-- Task to carry out --
From the entries below, extract every line that includes the word "Образование".

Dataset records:
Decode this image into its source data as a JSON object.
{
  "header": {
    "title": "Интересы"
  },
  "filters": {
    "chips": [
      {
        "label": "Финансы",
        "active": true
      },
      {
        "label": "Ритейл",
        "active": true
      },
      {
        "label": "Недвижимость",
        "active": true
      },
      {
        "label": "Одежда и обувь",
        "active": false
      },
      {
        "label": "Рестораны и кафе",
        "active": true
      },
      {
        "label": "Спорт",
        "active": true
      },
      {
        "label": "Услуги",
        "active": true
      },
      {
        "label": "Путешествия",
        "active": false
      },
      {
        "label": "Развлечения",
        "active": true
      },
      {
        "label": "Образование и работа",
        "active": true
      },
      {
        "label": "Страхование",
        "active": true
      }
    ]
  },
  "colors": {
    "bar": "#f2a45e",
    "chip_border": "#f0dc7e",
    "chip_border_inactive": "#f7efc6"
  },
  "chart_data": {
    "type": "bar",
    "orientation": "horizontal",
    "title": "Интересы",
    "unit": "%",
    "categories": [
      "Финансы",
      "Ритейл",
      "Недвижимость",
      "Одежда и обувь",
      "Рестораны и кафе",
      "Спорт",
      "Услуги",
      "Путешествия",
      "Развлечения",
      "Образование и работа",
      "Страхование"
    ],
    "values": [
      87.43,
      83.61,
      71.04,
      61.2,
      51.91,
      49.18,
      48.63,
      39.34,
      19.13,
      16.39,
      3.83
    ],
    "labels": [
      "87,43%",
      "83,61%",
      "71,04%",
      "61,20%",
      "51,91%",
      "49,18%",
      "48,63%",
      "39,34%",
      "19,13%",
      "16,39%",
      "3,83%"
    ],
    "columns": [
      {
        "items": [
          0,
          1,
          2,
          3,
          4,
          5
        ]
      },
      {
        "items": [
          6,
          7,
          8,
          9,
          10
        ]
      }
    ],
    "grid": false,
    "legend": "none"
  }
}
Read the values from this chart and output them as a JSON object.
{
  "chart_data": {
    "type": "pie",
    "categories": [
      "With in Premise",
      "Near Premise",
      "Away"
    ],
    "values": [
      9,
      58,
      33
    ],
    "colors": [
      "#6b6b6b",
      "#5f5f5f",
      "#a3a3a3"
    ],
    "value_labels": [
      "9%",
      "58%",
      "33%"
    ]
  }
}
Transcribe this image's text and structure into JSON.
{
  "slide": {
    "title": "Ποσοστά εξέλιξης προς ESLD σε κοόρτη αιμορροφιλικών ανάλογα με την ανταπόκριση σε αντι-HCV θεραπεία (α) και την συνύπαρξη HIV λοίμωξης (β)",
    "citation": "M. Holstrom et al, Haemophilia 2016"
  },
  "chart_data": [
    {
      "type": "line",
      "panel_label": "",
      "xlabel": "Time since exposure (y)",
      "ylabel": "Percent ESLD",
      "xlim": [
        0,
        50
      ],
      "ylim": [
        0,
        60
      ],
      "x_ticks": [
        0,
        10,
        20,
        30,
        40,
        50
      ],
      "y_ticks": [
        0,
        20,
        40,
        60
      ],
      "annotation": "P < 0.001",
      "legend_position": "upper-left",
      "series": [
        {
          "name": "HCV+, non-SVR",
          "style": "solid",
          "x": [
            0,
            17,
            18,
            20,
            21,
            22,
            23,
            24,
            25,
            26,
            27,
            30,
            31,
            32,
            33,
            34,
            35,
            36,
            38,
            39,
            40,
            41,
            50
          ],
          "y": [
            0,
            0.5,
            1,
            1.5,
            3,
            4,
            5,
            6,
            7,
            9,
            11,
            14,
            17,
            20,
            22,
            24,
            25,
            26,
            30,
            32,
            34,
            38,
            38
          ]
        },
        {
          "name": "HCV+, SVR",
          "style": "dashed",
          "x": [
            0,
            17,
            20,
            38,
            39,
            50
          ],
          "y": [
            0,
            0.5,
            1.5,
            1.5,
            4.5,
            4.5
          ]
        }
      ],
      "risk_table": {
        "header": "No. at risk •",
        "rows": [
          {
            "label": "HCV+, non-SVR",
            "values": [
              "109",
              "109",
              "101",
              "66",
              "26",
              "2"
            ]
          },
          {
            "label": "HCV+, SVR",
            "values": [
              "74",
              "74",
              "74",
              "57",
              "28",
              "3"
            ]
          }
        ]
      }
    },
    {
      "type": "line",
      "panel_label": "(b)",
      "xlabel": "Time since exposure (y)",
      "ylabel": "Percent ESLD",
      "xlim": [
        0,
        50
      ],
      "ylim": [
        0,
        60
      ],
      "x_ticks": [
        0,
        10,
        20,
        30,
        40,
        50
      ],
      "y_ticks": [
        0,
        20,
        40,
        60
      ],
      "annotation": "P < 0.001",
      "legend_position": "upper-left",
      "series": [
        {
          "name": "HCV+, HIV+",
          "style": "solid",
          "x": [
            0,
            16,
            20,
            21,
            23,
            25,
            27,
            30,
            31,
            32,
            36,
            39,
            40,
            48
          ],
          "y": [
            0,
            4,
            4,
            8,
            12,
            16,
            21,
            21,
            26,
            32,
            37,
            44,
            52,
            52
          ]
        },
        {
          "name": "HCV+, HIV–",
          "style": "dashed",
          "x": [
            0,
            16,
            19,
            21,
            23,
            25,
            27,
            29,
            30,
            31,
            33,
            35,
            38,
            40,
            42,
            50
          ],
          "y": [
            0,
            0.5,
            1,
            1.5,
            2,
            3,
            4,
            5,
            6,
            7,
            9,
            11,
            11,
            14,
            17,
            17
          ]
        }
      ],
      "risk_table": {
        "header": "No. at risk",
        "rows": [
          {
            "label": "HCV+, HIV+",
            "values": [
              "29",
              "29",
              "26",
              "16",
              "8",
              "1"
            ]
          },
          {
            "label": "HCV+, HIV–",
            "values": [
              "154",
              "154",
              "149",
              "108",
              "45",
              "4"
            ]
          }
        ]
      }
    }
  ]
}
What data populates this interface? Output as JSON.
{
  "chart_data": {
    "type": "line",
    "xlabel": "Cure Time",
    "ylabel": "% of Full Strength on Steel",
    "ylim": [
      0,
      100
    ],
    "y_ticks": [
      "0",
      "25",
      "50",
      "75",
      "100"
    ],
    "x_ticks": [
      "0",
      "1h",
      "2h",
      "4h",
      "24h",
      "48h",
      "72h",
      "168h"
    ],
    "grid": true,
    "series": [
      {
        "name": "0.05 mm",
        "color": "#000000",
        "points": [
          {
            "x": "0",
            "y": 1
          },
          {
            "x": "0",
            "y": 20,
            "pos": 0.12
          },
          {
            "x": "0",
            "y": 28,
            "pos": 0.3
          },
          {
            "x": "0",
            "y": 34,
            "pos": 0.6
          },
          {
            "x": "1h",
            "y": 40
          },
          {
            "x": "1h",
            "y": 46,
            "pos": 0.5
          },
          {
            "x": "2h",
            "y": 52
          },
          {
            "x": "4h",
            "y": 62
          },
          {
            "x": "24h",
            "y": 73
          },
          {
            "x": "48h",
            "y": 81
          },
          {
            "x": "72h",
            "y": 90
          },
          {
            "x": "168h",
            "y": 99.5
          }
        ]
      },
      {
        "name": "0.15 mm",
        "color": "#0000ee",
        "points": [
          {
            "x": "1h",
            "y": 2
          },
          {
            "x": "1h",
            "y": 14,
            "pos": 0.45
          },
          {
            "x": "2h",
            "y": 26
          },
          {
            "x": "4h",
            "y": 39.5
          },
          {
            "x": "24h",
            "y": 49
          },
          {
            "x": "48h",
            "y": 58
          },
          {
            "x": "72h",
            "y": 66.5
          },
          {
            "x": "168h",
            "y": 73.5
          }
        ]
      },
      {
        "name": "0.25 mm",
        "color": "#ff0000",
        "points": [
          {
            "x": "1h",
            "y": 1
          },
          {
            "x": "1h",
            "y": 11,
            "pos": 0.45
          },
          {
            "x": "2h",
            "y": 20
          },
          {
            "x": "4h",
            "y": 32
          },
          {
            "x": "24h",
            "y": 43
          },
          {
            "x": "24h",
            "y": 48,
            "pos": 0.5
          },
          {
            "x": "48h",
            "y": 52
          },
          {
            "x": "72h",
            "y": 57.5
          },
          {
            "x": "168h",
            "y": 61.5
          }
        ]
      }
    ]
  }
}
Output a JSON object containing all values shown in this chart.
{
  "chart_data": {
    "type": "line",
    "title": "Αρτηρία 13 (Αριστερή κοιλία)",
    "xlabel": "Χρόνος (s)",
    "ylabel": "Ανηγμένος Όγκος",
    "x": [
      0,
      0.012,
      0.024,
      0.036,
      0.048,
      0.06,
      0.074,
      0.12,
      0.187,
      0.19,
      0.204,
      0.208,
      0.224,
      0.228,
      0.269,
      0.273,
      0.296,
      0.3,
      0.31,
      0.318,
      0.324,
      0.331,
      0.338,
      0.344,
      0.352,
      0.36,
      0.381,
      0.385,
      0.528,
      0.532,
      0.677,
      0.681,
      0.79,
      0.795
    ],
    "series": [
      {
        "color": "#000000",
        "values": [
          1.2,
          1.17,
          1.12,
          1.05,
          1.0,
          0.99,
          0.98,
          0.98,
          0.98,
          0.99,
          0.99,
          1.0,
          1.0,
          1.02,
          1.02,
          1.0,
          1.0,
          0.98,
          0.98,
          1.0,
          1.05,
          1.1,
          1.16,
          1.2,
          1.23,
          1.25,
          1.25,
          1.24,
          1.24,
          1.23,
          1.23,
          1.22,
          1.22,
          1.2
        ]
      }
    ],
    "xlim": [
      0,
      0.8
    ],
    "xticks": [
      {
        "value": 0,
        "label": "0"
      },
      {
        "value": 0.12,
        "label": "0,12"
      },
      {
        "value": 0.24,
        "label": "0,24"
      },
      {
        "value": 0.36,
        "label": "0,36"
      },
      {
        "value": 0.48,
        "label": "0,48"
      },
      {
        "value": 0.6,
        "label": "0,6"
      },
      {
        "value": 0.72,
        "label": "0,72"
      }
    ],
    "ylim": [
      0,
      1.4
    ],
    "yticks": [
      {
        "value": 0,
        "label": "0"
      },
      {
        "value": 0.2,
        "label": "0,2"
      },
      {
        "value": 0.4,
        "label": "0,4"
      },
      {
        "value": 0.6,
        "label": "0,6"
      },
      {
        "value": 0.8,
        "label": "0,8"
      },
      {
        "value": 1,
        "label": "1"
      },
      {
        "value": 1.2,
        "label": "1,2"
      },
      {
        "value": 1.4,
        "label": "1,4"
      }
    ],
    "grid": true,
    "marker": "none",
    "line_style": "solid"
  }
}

-- Response --
        "label": "Образование и работа",
      "Образование и работа",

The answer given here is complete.